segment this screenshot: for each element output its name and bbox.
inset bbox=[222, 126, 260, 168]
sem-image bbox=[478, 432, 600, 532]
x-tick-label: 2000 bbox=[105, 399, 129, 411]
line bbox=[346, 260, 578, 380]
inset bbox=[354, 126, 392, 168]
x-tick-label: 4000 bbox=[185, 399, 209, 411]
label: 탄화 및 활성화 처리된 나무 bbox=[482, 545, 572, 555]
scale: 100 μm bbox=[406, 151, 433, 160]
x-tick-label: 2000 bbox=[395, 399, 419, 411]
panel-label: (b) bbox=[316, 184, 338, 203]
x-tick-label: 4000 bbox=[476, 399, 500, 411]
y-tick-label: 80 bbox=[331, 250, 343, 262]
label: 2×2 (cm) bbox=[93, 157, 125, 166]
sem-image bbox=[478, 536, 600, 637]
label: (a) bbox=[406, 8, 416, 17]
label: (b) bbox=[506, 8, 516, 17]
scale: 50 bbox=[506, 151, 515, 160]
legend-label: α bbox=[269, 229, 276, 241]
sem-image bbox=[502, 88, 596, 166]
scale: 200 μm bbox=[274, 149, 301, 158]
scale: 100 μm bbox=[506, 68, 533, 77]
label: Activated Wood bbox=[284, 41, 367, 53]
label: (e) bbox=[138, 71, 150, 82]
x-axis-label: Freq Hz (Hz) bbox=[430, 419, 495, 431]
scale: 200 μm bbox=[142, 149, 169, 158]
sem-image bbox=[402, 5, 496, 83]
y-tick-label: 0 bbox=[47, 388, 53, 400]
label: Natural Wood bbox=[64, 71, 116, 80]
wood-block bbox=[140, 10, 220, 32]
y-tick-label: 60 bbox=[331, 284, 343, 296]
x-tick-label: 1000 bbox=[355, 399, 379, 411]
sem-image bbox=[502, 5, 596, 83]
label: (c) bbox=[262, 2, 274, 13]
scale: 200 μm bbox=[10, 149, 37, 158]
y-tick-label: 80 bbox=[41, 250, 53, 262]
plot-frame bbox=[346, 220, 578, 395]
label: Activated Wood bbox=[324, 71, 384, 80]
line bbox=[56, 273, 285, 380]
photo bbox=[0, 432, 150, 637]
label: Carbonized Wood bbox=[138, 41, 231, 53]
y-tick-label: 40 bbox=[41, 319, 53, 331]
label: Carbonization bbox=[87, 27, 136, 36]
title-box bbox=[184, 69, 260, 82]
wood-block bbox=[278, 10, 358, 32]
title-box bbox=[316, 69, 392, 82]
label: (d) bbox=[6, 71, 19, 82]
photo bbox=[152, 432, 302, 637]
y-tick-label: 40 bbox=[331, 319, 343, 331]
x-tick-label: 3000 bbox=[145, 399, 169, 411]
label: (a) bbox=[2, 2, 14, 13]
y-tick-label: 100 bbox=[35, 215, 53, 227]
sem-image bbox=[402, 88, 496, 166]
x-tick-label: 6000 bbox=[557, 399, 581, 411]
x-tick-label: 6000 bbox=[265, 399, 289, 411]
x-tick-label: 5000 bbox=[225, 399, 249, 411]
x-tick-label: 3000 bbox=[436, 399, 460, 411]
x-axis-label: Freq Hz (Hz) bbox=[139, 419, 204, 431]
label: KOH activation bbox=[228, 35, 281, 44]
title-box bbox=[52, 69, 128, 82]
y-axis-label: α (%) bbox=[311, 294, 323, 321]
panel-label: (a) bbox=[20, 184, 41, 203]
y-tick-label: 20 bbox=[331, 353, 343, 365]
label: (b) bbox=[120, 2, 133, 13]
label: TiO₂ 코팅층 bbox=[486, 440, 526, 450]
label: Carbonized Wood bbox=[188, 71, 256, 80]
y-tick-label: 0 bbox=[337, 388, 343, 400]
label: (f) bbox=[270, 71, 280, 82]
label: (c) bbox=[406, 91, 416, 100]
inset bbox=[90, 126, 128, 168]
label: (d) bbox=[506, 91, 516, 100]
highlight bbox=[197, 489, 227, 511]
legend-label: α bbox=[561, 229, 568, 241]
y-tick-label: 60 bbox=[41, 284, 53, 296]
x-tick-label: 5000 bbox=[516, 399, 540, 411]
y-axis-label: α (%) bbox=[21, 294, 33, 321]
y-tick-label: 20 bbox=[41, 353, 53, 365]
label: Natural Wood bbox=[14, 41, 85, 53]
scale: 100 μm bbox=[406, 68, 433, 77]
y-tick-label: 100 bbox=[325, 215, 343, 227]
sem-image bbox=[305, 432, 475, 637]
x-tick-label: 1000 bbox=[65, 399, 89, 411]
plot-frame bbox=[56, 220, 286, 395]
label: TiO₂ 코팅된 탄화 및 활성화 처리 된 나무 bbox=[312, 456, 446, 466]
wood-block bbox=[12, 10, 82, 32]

- [WORK TO COMPLETE]
Reproduce every line of the listing above verbatim, from start to end, with no changes.

- [ANSWER TO THE EXERCISE]
segment this screenshot: for each element output its name and bbox.
inset bbox=[222, 126, 260, 168]
sem-image bbox=[478, 432, 600, 532]
x-tick-label: 2000 bbox=[105, 399, 129, 411]
line bbox=[346, 260, 578, 380]
inset bbox=[354, 126, 392, 168]
x-tick-label: 4000 bbox=[185, 399, 209, 411]
label: 탄화 및 활성화 처리된 나무 bbox=[482, 545, 572, 555]
scale: 100 μm bbox=[406, 151, 433, 160]
x-tick-label: 2000 bbox=[395, 399, 419, 411]
panel-label: (b) bbox=[316, 184, 338, 203]
x-tick-label: 4000 bbox=[476, 399, 500, 411]
y-tick-label: 80 bbox=[331, 250, 343, 262]
label: 2×2 (cm) bbox=[93, 157, 125, 166]
sem-image bbox=[478, 536, 600, 637]
label: (a) bbox=[406, 8, 416, 17]
label: (b) bbox=[506, 8, 516, 17]
scale: 50 bbox=[506, 151, 515, 160]
legend-label: α bbox=[269, 229, 276, 241]
sem-image bbox=[502, 88, 596, 166]
scale: 200 μm bbox=[274, 149, 301, 158]
scale: 100 μm bbox=[506, 68, 533, 77]
label: Activated Wood bbox=[284, 41, 367, 53]
label: (e) bbox=[138, 71, 150, 82]
x-axis-label: Freq Hz (Hz) bbox=[430, 419, 495, 431]
scale: 200 μm bbox=[142, 149, 169, 158]
sem-image bbox=[402, 5, 496, 83]
y-tick-label: 0 bbox=[47, 388, 53, 400]
label: Natural Wood bbox=[64, 71, 116, 80]
wood-block bbox=[140, 10, 220, 32]
y-tick-label: 60 bbox=[331, 284, 343, 296]
x-tick-label: 1000 bbox=[355, 399, 379, 411]
sem-image bbox=[502, 5, 596, 83]
label: (c) bbox=[262, 2, 274, 13]
scale: 200 μm bbox=[10, 149, 37, 158]
y-tick-label: 80 bbox=[41, 250, 53, 262]
plot-frame bbox=[346, 220, 578, 395]
label: Activated Wood bbox=[324, 71, 384, 80]
line bbox=[56, 273, 285, 380]
photo bbox=[0, 432, 150, 637]
label: Carbonized Wood bbox=[138, 41, 231, 53]
y-tick-label: 40 bbox=[41, 319, 53, 331]
label: Carbonization bbox=[87, 27, 136, 36]
title-box bbox=[184, 69, 260, 82]
wood-block bbox=[278, 10, 358, 32]
title-box bbox=[316, 69, 392, 82]
label: (d) bbox=[6, 71, 19, 82]
photo bbox=[152, 432, 302, 637]
y-tick-label: 40 bbox=[331, 319, 343, 331]
x-tick-label: 3000 bbox=[145, 399, 169, 411]
label: (a) bbox=[2, 2, 14, 13]
y-tick-label: 100 bbox=[35, 215, 53, 227]
sem-image bbox=[402, 88, 496, 166]
x-tick-label: 6000 bbox=[557, 399, 581, 411]
x-tick-label: 6000 bbox=[265, 399, 289, 411]
x-tick-label: 5000 bbox=[225, 399, 249, 411]
x-tick-label: 3000 bbox=[436, 399, 460, 411]
x-axis-label: Freq Hz (Hz) bbox=[139, 419, 204, 431]
label: KOH activation bbox=[228, 35, 281, 44]
title-box bbox=[52, 69, 128, 82]
y-axis-label: α (%) bbox=[311, 294, 323, 321]
panel-label: (a) bbox=[20, 184, 41, 203]
y-tick-label: 20 bbox=[331, 353, 343, 365]
label: (b) bbox=[120, 2, 133, 13]
label: TiO₂ 코팅층 bbox=[486, 440, 526, 450]
label: Carbonized Wood bbox=[188, 71, 256, 80]
y-tick-label: 0 bbox=[337, 388, 343, 400]
label: (f) bbox=[270, 71, 280, 82]
label: (c) bbox=[406, 91, 416, 100]
inset bbox=[90, 126, 128, 168]
label: (d) bbox=[506, 91, 516, 100]
highlight bbox=[197, 489, 227, 511]
legend-label: α bbox=[561, 229, 568, 241]
y-tick-label: 60 bbox=[41, 284, 53, 296]
x-tick-label: 5000 bbox=[516, 399, 540, 411]
y-axis-label: α (%) bbox=[21, 294, 33, 321]
y-tick-label: 20 bbox=[41, 353, 53, 365]
label: Natural Wood bbox=[14, 41, 85, 53]
scale: 100 μm bbox=[406, 68, 433, 77]
y-tick-label: 100 bbox=[325, 215, 343, 227]
sem-image bbox=[305, 432, 475, 637]
x-tick-label: 1000 bbox=[65, 399, 89, 411]
plot-frame bbox=[56, 220, 286, 395]
label: TiO₂ 코팅된 탄화 및 활성화 처리 된 나무 bbox=[312, 456, 446, 466]
wood-block bbox=[12, 10, 82, 32]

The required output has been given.